Extracted data entries:
[Begin]
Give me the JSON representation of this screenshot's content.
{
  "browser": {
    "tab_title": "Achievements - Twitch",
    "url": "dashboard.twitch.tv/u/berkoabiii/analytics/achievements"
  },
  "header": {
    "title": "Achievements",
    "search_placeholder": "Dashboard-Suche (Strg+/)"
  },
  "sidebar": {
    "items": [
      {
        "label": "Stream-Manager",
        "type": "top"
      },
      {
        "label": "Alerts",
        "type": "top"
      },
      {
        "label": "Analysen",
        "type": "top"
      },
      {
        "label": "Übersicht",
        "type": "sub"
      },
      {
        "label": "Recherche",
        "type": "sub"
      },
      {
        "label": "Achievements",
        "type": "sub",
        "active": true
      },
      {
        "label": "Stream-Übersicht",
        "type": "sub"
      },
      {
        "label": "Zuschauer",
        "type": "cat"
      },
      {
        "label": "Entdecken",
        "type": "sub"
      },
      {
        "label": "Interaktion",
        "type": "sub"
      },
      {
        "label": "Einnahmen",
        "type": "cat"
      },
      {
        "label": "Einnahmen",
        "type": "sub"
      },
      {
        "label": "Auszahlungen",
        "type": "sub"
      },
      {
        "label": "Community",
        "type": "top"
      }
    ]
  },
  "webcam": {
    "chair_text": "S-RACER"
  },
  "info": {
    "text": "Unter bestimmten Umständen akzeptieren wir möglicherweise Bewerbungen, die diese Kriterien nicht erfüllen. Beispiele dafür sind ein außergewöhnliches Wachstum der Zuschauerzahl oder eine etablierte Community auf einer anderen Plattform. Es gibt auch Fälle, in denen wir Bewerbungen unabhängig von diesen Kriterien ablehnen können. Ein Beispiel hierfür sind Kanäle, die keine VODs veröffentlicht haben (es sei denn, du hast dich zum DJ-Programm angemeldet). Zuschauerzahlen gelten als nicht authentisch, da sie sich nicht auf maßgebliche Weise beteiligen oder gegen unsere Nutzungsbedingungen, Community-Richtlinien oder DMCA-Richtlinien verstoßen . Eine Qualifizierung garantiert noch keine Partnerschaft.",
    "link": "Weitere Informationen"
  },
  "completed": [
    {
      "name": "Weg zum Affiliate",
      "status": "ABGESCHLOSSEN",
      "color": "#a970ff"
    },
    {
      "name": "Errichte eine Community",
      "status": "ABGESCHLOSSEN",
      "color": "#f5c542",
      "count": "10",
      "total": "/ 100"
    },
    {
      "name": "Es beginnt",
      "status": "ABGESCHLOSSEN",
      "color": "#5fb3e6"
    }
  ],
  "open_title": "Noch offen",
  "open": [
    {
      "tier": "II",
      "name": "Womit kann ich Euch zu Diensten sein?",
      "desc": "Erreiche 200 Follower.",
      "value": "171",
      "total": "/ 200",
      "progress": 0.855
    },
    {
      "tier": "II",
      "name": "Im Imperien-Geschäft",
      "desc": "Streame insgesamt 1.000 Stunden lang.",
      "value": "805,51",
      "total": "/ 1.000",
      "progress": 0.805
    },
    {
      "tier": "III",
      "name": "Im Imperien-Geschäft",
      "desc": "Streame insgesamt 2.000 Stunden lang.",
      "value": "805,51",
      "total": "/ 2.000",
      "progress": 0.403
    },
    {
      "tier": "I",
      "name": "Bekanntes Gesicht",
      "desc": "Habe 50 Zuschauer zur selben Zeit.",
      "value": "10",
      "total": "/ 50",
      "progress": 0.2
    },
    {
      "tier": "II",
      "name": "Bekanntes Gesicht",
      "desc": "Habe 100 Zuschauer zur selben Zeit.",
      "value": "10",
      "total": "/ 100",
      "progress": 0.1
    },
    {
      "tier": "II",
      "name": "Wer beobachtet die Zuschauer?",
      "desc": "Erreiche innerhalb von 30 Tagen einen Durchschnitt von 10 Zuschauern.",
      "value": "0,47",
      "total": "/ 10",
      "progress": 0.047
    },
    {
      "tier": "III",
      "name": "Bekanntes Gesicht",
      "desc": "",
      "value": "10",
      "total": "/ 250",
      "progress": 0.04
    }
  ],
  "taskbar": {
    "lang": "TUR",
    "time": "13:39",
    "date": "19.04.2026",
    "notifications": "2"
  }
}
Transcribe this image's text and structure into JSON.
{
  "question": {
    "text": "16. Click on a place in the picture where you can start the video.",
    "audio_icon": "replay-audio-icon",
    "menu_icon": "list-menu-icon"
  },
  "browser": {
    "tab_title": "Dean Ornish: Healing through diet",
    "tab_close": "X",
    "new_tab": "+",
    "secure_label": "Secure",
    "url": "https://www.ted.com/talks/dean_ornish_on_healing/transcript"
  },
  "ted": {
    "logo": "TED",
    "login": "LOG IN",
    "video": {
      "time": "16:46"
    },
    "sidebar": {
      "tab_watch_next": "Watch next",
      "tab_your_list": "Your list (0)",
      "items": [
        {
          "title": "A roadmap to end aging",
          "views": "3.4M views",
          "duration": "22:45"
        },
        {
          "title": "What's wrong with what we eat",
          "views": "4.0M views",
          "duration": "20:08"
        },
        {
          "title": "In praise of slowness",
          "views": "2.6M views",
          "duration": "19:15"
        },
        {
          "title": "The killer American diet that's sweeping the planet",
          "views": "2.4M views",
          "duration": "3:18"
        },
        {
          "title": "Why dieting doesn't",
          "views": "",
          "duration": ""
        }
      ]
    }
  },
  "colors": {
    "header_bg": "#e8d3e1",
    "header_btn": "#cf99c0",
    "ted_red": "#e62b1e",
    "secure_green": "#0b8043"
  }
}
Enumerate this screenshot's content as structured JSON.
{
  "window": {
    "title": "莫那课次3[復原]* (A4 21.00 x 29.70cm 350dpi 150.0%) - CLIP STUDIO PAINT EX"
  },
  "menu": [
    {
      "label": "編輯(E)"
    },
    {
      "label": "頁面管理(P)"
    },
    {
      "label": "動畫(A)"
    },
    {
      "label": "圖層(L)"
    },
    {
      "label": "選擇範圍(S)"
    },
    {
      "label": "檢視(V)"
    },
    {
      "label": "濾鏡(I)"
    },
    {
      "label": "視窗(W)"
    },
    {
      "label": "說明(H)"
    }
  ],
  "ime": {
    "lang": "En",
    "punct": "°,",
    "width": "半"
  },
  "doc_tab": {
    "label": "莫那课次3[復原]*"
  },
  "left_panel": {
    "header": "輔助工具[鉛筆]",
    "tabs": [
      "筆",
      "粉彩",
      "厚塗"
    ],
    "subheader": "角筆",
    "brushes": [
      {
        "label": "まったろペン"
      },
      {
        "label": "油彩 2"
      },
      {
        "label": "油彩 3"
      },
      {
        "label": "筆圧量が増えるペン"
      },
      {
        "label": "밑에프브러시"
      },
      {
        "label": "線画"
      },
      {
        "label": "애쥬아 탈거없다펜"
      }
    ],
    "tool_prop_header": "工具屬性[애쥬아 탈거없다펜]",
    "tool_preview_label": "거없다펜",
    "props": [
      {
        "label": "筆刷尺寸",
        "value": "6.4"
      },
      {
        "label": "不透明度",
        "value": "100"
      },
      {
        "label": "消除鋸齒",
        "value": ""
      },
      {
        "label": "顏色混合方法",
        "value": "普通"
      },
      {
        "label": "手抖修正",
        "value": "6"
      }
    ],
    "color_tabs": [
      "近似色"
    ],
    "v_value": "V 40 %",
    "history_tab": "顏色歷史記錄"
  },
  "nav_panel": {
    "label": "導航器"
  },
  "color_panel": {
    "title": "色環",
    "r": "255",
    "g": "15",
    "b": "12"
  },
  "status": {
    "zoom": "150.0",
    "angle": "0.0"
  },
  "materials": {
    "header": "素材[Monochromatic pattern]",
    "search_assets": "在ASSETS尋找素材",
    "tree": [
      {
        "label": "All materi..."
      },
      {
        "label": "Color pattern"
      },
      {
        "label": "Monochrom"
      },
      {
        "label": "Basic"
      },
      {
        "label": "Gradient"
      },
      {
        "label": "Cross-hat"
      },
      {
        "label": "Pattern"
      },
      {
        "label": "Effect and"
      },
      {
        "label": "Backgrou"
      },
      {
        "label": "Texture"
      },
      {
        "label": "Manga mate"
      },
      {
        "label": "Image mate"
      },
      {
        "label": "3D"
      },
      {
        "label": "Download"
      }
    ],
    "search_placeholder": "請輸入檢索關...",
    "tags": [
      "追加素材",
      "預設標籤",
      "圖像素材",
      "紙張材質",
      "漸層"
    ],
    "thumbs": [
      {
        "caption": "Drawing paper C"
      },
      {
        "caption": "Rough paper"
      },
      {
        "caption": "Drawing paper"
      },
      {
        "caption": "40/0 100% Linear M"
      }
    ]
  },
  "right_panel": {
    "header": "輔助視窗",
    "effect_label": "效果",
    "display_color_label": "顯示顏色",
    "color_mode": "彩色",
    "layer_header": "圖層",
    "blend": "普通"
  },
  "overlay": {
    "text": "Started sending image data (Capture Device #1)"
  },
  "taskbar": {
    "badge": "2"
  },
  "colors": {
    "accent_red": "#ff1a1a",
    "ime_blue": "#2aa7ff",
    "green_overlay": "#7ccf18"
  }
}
[End]
Among the records above, how many lines carry the string "lang"? Reply with the number alone.

Exercise solution: 4